◆ Problem to solve ◆
Images must not appear in your copy; reproduce every other part of the records exactly.

Figure data in JSON
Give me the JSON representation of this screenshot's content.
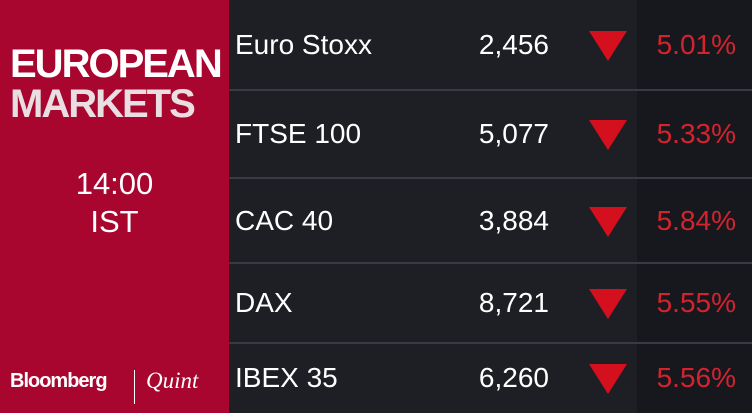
{
  "header": {
    "title_line1": "EUROPEAN",
    "title_line2": "MARKETS",
    "time": "14:00",
    "timezone": "IST"
  },
  "brand": {
    "name": "Bloomberg",
    "partner": "Quint"
  },
  "table": {
    "rows": [
      [
        "Euro Stoxx",
        "2,456",
        "5.01%"
      ],
      [
        "FTSE 100",
        "5,077",
        "5.33%"
      ],
      [
        "CAC 40",
        "3,884",
        "5.84%"
      ],
      [
        "DAX",
        "8,721",
        "5.55%"
      ],
      [
        "IBEX 35",
        "6,260",
        "5.56%"
      ]
    ]
  }
}
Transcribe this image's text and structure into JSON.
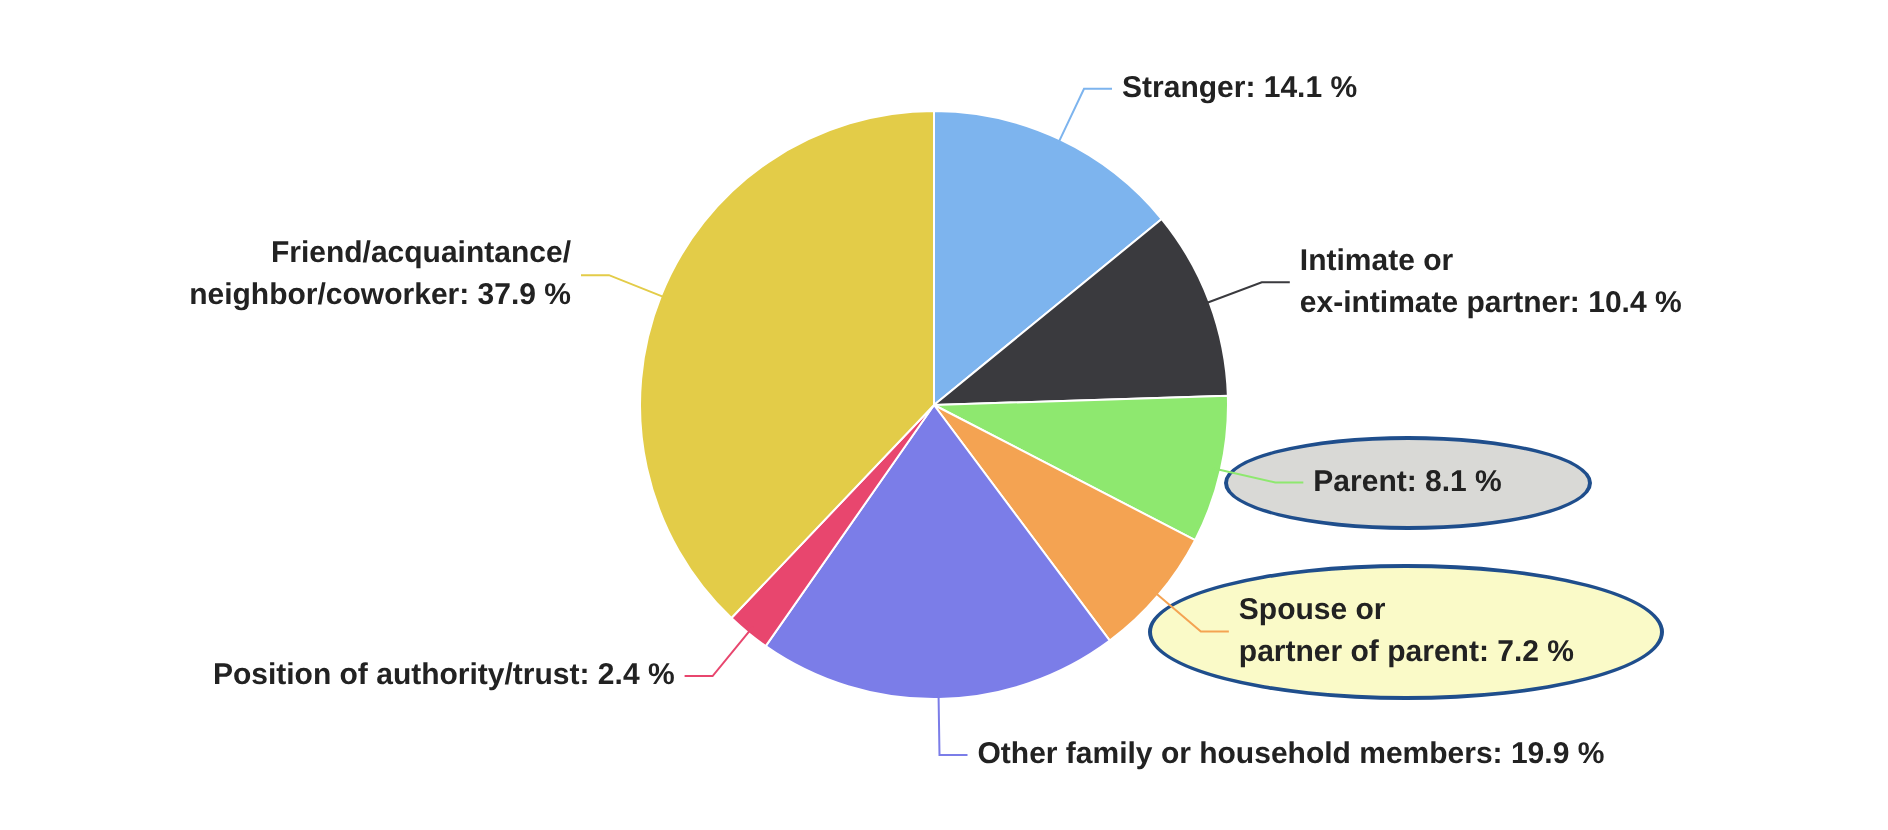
{
  "chart_data": {
    "type": "pie",
    "categories": [
      "Stranger",
      "Intimate or\nex-intimate partner",
      "Parent",
      "Spouse or\npartner of parent",
      "Other family or household members",
      "Position of authority/trust",
      "Friend/acquaintance/\nneighbor/coworker"
    ],
    "values": [
      14.1,
      10.4,
      8.1,
      7.2,
      19.9,
      2.4,
      37.9
    ],
    "value_labels": [
      "14.1 %",
      "10.4 %",
      "8.1 %",
      "7.2 %",
      "19.9 %",
      "2.4 %",
      "37.9 %"
    ],
    "colors": [
      "#7db4ee",
      "#3a3a3e",
      "#8ee86f",
      "#f4a352",
      "#7b7de8",
      "#e8466e",
      "#e3cc48"
    ],
    "legend": false
  }
}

◆ The reply ◆
Give me the JSON representation of this screenshot's content.
{
  "header": {
    "title_line1": "EUROPEAN",
    "title_line2": "MARKETS",
    "time": "14:00",
    "timezone": "IST"
  },
  "brand": {
    "name": "Bloomberg",
    "partner": "Quint"
  },
  "table": {
    "rows": [
      [
        "Euro Stoxx",
        "2,456",
        "5.01%"
      ],
      [
        "FTSE 100",
        "5,077",
        "5.33%"
      ],
      [
        "CAC 40",
        "3,884",
        "5.84%"
      ],
      [
        "DAX",
        "8,721",
        "5.55%"
      ],
      [
        "IBEX 35",
        "6,260",
        "5.56%"
      ]
    ]
  }
}
Transcribe this image's text and structure into JSON.
{
  "chart_data": {
    "type": "pie",
    "categories": [
      "Stranger",
      "Intimate or\nex-intimate partner",
      "Parent",
      "Spouse or\npartner of parent",
      "Other family or household members",
      "Position of authority/trust",
      "Friend/acquaintance/\nneighbor/coworker"
    ],
    "values": [
      14.1,
      10.4,
      8.1,
      7.2,
      19.9,
      2.4,
      37.9
    ],
    "value_labels": [
      "14.1 %",
      "10.4 %",
      "8.1 %",
      "7.2 %",
      "19.9 %",
      "2.4 %",
      "37.9 %"
    ],
    "colors": [
      "#7db4ee",
      "#3a3a3e",
      "#8ee86f",
      "#f4a352",
      "#7b7de8",
      "#e8466e",
      "#e3cc48"
    ],
    "legend": false
  }
}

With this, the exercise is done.